** start **
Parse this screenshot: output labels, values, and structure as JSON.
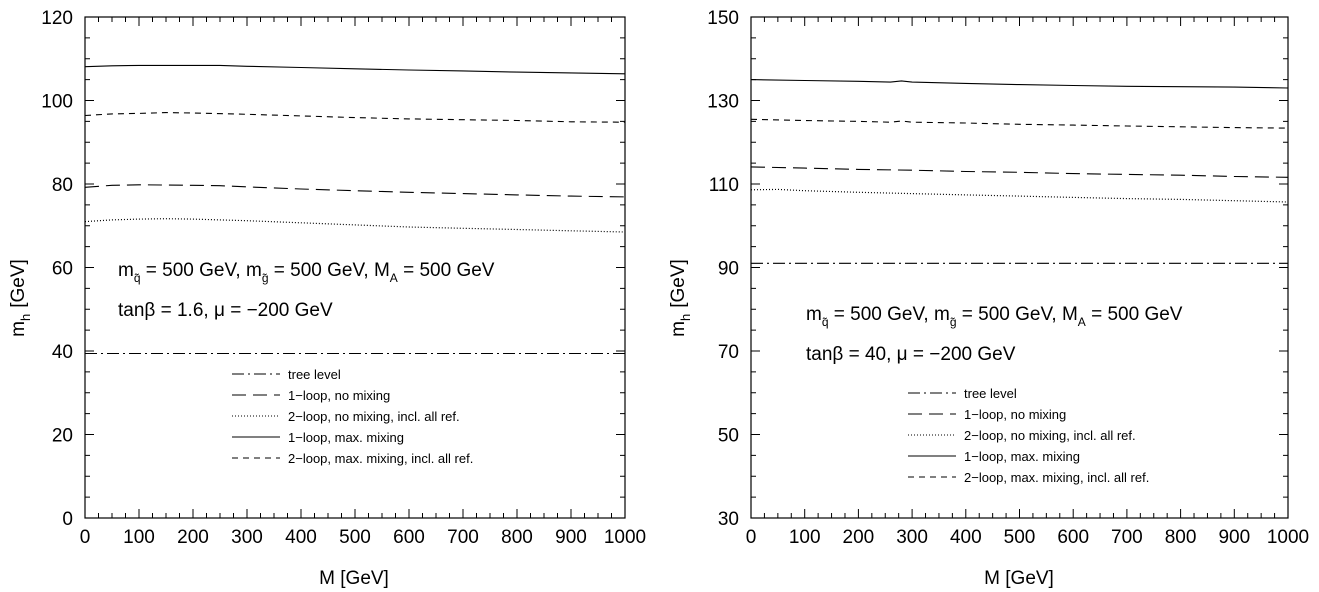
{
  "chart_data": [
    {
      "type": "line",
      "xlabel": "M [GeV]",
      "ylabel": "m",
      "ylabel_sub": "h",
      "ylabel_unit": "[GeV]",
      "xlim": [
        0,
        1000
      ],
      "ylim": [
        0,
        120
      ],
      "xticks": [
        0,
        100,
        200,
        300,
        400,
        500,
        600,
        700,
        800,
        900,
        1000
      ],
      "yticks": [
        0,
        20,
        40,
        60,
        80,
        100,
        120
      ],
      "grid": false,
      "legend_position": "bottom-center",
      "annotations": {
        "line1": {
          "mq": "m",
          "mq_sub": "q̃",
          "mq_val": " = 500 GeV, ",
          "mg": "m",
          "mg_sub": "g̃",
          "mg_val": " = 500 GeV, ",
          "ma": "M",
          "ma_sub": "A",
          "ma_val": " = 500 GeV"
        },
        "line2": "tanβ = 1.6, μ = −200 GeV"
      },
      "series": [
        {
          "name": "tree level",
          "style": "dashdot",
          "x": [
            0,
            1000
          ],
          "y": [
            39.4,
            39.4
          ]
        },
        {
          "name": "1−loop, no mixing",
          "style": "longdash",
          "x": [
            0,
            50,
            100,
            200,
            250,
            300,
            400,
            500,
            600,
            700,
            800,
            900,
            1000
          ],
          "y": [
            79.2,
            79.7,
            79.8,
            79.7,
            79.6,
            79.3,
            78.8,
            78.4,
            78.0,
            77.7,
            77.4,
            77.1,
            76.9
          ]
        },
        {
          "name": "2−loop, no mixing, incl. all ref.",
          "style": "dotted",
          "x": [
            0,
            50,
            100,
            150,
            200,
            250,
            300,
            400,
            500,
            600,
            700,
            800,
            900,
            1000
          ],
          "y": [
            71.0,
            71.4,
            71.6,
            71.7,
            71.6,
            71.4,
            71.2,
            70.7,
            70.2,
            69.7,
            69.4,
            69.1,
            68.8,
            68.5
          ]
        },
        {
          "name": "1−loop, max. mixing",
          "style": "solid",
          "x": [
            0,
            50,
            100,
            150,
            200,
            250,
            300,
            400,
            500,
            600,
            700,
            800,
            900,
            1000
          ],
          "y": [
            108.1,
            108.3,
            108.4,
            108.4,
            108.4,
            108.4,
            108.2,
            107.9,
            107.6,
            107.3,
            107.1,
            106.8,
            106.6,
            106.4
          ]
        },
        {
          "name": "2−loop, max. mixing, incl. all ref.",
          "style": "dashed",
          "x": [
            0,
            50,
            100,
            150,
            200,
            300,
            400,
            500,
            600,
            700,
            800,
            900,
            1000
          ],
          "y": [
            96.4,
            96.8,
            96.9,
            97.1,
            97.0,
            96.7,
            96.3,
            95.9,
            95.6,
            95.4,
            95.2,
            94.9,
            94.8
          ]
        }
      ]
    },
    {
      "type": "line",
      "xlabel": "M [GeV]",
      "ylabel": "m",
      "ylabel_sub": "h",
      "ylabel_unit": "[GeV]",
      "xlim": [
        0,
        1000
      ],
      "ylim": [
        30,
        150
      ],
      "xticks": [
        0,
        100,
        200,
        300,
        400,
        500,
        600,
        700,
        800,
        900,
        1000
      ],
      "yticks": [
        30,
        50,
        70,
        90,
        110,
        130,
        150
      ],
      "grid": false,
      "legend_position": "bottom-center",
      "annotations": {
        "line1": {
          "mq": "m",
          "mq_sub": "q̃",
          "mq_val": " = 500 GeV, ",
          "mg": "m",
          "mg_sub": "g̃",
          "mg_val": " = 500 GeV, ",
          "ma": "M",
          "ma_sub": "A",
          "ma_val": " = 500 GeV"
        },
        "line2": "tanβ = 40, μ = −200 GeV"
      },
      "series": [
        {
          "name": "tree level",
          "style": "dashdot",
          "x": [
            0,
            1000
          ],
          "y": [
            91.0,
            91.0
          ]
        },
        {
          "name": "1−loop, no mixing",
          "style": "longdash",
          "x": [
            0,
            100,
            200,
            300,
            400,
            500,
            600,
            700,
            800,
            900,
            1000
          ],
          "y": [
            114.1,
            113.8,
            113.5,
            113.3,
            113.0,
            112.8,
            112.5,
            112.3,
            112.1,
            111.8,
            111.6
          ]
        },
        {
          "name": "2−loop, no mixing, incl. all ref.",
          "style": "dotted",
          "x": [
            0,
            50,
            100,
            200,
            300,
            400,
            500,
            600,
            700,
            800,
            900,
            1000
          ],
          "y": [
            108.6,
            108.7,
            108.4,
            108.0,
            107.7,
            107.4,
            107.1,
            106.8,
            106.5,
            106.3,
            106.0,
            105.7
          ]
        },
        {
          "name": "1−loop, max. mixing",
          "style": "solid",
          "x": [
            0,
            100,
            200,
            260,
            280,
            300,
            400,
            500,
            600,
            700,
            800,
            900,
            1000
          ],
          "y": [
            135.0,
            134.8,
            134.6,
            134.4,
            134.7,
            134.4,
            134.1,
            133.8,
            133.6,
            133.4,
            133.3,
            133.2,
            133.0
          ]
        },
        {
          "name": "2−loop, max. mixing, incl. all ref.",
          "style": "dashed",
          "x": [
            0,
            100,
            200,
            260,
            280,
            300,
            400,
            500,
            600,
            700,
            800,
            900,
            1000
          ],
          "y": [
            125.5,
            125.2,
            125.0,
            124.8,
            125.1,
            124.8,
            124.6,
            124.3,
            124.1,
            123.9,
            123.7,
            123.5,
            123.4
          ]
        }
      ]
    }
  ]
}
** end **
- **Instructions to follow**: Exclude the images, then output the data above word for word.

- **Correct answer**:
Parse this screenshot: output labels, values, and structure as JSON.
{
  "chart_data": [
    {
      "type": "line",
      "xlabel": "M [GeV]",
      "ylabel": "m",
      "ylabel_sub": "h",
      "ylabel_unit": "[GeV]",
      "xlim": [
        0,
        1000
      ],
      "ylim": [
        0,
        120
      ],
      "xticks": [
        0,
        100,
        200,
        300,
        400,
        500,
        600,
        700,
        800,
        900,
        1000
      ],
      "yticks": [
        0,
        20,
        40,
        60,
        80,
        100,
        120
      ],
      "grid": false,
      "legend_position": "bottom-center",
      "annotations": {
        "line1": {
          "mq": "m",
          "mq_sub": "q̃",
          "mq_val": " = 500 GeV, ",
          "mg": "m",
          "mg_sub": "g̃",
          "mg_val": " = 500 GeV, ",
          "ma": "M",
          "ma_sub": "A",
          "ma_val": " = 500 GeV"
        },
        "line2": "tanβ = 1.6, μ = −200 GeV"
      },
      "series": [
        {
          "name": "tree level",
          "style": "dashdot",
          "x": [
            0,
            1000
          ],
          "y": [
            39.4,
            39.4
          ]
        },
        {
          "name": "1−loop, no mixing",
          "style": "longdash",
          "x": [
            0,
            50,
            100,
            200,
            250,
            300,
            400,
            500,
            600,
            700,
            800,
            900,
            1000
          ],
          "y": [
            79.2,
            79.7,
            79.8,
            79.7,
            79.6,
            79.3,
            78.8,
            78.4,
            78.0,
            77.7,
            77.4,
            77.1,
            76.9
          ]
        },
        {
          "name": "2−loop, no mixing, incl. all ref.",
          "style": "dotted",
          "x": [
            0,
            50,
            100,
            150,
            200,
            250,
            300,
            400,
            500,
            600,
            700,
            800,
            900,
            1000
          ],
          "y": [
            71.0,
            71.4,
            71.6,
            71.7,
            71.6,
            71.4,
            71.2,
            70.7,
            70.2,
            69.7,
            69.4,
            69.1,
            68.8,
            68.5
          ]
        },
        {
          "name": "1−loop, max. mixing",
          "style": "solid",
          "x": [
            0,
            50,
            100,
            150,
            200,
            250,
            300,
            400,
            500,
            600,
            700,
            800,
            900,
            1000
          ],
          "y": [
            108.1,
            108.3,
            108.4,
            108.4,
            108.4,
            108.4,
            108.2,
            107.9,
            107.6,
            107.3,
            107.1,
            106.8,
            106.6,
            106.4
          ]
        },
        {
          "name": "2−loop, max. mixing, incl. all ref.",
          "style": "dashed",
          "x": [
            0,
            50,
            100,
            150,
            200,
            300,
            400,
            500,
            600,
            700,
            800,
            900,
            1000
          ],
          "y": [
            96.4,
            96.8,
            96.9,
            97.1,
            97.0,
            96.7,
            96.3,
            95.9,
            95.6,
            95.4,
            95.2,
            94.9,
            94.8
          ]
        }
      ]
    },
    {
      "type": "line",
      "xlabel": "M [GeV]",
      "ylabel": "m",
      "ylabel_sub": "h",
      "ylabel_unit": "[GeV]",
      "xlim": [
        0,
        1000
      ],
      "ylim": [
        30,
        150
      ],
      "xticks": [
        0,
        100,
        200,
        300,
        400,
        500,
        600,
        700,
        800,
        900,
        1000
      ],
      "yticks": [
        30,
        50,
        70,
        90,
        110,
        130,
        150
      ],
      "grid": false,
      "legend_position": "bottom-center",
      "annotations": {
        "line1": {
          "mq": "m",
          "mq_sub": "q̃",
          "mq_val": " = 500 GeV, ",
          "mg": "m",
          "mg_sub": "g̃",
          "mg_val": " = 500 GeV, ",
          "ma": "M",
          "ma_sub": "A",
          "ma_val": " = 500 GeV"
        },
        "line2": "tanβ = 40, μ = −200 GeV"
      },
      "series": [
        {
          "name": "tree level",
          "style": "dashdot",
          "x": [
            0,
            1000
          ],
          "y": [
            91.0,
            91.0
          ]
        },
        {
          "name": "1−loop, no mixing",
          "style": "longdash",
          "x": [
            0,
            100,
            200,
            300,
            400,
            500,
            600,
            700,
            800,
            900,
            1000
          ],
          "y": [
            114.1,
            113.8,
            113.5,
            113.3,
            113.0,
            112.8,
            112.5,
            112.3,
            112.1,
            111.8,
            111.6
          ]
        },
        {
          "name": "2−loop, no mixing, incl. all ref.",
          "style": "dotted",
          "x": [
            0,
            50,
            100,
            200,
            300,
            400,
            500,
            600,
            700,
            800,
            900,
            1000
          ],
          "y": [
            108.6,
            108.7,
            108.4,
            108.0,
            107.7,
            107.4,
            107.1,
            106.8,
            106.5,
            106.3,
            106.0,
            105.7
          ]
        },
        {
          "name": "1−loop, max. mixing",
          "style": "solid",
          "x": [
            0,
            100,
            200,
            260,
            280,
            300,
            400,
            500,
            600,
            700,
            800,
            900,
            1000
          ],
          "y": [
            135.0,
            134.8,
            134.6,
            134.4,
            134.7,
            134.4,
            134.1,
            133.8,
            133.6,
            133.4,
            133.3,
            133.2,
            133.0
          ]
        },
        {
          "name": "2−loop, max. mixing, incl. all ref.",
          "style": "dashed",
          "x": [
            0,
            100,
            200,
            260,
            280,
            300,
            400,
            500,
            600,
            700,
            800,
            900,
            1000
          ],
          "y": [
            125.5,
            125.2,
            125.0,
            124.8,
            125.1,
            124.8,
            124.6,
            124.3,
            124.1,
            123.9,
            123.7,
            123.5,
            123.4
          ]
        }
      ]
    }
  ]
}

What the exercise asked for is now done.